Rows:
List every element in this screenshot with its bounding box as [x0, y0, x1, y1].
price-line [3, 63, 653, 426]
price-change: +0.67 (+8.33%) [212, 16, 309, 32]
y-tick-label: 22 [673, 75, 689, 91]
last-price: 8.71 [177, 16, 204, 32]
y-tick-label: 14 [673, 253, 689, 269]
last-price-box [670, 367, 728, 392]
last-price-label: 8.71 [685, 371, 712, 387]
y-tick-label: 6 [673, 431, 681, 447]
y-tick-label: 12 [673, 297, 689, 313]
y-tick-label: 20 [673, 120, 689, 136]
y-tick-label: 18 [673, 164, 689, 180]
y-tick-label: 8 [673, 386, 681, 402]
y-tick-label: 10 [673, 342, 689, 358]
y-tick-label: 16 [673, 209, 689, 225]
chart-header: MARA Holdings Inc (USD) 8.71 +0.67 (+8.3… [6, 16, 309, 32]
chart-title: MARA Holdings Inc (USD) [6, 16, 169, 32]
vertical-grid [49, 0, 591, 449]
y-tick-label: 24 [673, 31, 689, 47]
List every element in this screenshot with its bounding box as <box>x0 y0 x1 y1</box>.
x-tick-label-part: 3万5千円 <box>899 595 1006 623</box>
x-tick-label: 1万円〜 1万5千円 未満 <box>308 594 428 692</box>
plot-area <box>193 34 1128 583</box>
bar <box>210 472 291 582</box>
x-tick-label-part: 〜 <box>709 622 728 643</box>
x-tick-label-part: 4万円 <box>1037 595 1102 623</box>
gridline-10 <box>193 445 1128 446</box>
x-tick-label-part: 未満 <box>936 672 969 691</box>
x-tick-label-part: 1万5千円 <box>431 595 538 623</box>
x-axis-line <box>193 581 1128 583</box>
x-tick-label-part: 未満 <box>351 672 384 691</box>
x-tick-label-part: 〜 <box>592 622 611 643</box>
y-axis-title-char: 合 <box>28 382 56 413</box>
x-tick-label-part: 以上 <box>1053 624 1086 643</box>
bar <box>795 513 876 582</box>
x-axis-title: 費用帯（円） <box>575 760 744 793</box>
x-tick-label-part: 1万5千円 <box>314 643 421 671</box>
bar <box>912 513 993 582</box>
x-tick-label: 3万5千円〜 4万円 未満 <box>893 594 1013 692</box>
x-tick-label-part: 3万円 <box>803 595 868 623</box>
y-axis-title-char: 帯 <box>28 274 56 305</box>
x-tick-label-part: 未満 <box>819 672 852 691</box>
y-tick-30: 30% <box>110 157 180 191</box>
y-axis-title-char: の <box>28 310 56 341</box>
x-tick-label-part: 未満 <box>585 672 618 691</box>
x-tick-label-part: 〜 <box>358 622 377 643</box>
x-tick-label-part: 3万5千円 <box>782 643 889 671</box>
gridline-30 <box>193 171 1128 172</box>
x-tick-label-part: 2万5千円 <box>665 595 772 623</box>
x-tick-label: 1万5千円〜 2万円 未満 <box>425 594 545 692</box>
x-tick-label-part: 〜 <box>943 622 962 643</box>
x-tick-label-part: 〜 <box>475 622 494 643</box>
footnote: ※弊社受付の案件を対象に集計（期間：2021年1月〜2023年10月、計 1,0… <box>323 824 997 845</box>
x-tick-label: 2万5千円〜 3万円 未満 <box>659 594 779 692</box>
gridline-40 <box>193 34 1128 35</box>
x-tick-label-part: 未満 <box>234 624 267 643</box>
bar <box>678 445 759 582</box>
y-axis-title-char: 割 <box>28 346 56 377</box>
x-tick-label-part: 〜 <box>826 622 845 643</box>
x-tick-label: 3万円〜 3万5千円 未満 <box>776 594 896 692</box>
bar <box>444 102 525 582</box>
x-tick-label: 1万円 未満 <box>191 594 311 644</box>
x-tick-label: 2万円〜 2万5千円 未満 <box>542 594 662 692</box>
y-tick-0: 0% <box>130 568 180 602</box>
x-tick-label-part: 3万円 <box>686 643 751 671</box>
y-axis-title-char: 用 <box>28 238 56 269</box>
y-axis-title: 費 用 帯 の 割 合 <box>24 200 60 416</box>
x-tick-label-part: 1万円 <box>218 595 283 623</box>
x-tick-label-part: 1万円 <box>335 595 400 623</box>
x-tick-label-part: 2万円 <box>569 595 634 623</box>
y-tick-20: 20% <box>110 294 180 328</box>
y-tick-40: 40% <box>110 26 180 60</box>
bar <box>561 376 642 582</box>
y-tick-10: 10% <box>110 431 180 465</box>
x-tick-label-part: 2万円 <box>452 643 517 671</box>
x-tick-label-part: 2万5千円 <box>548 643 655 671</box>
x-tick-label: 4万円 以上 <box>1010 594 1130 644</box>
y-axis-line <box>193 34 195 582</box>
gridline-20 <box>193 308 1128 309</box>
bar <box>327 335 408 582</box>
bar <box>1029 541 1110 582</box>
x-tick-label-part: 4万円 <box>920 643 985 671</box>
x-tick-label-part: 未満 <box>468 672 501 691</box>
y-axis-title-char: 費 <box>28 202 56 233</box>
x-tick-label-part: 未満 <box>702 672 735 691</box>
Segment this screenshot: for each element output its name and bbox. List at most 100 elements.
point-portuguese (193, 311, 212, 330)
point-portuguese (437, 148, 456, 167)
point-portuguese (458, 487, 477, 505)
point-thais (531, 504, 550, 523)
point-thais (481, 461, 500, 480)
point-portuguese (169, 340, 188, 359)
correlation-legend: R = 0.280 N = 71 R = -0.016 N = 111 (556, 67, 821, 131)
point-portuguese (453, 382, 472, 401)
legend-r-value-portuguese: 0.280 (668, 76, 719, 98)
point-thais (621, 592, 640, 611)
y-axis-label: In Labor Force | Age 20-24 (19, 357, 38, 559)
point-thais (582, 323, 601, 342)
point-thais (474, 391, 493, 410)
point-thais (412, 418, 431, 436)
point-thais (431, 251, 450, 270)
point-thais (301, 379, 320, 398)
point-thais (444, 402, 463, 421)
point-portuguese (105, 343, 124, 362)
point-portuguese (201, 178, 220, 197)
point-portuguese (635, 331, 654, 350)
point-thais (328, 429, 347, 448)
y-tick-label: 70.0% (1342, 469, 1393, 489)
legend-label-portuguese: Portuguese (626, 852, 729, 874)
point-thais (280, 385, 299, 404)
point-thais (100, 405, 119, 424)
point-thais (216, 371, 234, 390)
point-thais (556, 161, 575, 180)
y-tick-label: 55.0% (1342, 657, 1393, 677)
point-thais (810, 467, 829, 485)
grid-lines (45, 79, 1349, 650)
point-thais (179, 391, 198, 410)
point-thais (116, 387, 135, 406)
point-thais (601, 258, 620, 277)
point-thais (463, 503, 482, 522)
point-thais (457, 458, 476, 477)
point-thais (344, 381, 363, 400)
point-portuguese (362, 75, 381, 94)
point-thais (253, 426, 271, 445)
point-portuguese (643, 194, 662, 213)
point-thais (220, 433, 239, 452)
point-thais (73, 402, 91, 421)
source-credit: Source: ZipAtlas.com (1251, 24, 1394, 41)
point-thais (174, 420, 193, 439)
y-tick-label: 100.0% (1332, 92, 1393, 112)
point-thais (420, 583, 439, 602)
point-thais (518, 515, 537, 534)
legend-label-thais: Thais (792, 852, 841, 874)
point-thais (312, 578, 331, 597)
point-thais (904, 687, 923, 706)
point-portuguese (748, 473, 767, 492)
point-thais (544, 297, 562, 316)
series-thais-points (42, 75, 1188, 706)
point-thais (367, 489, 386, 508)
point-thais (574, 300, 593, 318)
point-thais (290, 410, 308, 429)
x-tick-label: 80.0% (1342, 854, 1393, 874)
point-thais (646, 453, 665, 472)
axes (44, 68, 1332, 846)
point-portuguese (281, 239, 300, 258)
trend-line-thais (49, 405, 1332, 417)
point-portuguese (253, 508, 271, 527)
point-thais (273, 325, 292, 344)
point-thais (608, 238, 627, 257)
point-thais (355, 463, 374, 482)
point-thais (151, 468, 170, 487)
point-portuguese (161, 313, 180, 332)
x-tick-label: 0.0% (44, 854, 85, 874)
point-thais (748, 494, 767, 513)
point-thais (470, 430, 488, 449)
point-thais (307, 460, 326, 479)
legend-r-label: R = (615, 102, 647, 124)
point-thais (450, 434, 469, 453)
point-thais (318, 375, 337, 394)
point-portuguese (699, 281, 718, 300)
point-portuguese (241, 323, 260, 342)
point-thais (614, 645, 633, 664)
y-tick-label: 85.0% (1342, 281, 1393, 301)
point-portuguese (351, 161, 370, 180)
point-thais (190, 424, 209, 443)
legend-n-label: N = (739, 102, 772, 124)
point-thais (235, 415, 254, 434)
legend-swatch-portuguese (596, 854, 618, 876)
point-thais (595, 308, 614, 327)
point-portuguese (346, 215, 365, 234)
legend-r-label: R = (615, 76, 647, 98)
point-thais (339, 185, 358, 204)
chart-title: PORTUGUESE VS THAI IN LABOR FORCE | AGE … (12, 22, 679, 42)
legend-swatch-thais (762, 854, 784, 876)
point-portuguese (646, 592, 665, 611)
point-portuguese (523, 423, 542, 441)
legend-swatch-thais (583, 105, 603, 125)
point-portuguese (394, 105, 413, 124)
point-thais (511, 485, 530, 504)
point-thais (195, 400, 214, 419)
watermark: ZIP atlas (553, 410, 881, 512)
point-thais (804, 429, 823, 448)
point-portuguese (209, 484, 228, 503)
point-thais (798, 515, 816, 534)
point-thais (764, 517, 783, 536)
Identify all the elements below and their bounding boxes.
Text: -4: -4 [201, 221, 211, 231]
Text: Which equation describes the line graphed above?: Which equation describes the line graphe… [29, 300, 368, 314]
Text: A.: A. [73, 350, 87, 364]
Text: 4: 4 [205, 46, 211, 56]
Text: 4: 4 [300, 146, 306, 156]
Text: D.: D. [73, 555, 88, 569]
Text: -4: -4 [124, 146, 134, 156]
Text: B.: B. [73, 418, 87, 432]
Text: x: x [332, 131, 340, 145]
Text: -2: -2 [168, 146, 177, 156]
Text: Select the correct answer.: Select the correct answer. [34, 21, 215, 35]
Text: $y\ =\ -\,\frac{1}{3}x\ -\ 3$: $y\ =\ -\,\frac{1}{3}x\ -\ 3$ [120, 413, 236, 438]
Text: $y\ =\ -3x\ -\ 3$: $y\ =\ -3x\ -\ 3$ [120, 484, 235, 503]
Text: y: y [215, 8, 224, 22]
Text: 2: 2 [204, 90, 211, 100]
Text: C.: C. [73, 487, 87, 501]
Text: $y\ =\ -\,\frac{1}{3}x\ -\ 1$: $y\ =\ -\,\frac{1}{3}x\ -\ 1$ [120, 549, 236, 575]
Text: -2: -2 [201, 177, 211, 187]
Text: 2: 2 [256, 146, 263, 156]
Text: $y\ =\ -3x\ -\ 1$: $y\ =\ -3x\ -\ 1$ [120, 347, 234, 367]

Task details: Reproduce the items above, starting from their very first line and ending with the line containing "x-axis-line <box>193 581 1128 583</box>", with both of those lines included.

Exercise response:
List every element in this screenshot with its bounding box as [x0, y0, x1, y1].
price-line [3, 63, 653, 426]
price-change: +0.67 (+8.33%) [212, 16, 309, 32]
y-tick-label: 22 [673, 75, 689, 91]
last-price: 8.71 [177, 16, 204, 32]
y-tick-label: 14 [673, 253, 689, 269]
last-price-box [670, 367, 728, 392]
last-price-label: 8.71 [685, 371, 712, 387]
y-tick-label: 6 [673, 431, 681, 447]
y-tick-label: 12 [673, 297, 689, 313]
y-tick-label: 20 [673, 120, 689, 136]
y-tick-label: 18 [673, 164, 689, 180]
y-tick-label: 8 [673, 386, 681, 402]
y-tick-label: 10 [673, 342, 689, 358]
y-tick-label: 16 [673, 209, 689, 225]
chart-header: MARA Holdings Inc (USD) 8.71 +0.67 (+8.3… [6, 16, 309, 32]
chart-title: MARA Holdings Inc (USD) [6, 16, 169, 32]
vertical-grid [49, 0, 591, 449]
y-tick-label: 24 [673, 31, 689, 47]
List every element in this screenshot with its bounding box as <box>x0 y0 x1 y1</box>.
x-tick-label-part: 3万5千円 <box>899 595 1006 623</box>
x-tick-label: 1万円〜 1万5千円 未満 <box>308 594 428 692</box>
plot-area <box>193 34 1128 583</box>
bar <box>210 472 291 582</box>
x-tick-label-part: 〜 <box>709 622 728 643</box>
x-tick-label-part: 4万円 <box>1037 595 1102 623</box>
gridline-10 <box>193 445 1128 446</box>
x-tick-label-part: 未満 <box>936 672 969 691</box>
x-tick-label-part: 1万5千円 <box>431 595 538 623</box>
x-axis-line <box>193 581 1128 583</box>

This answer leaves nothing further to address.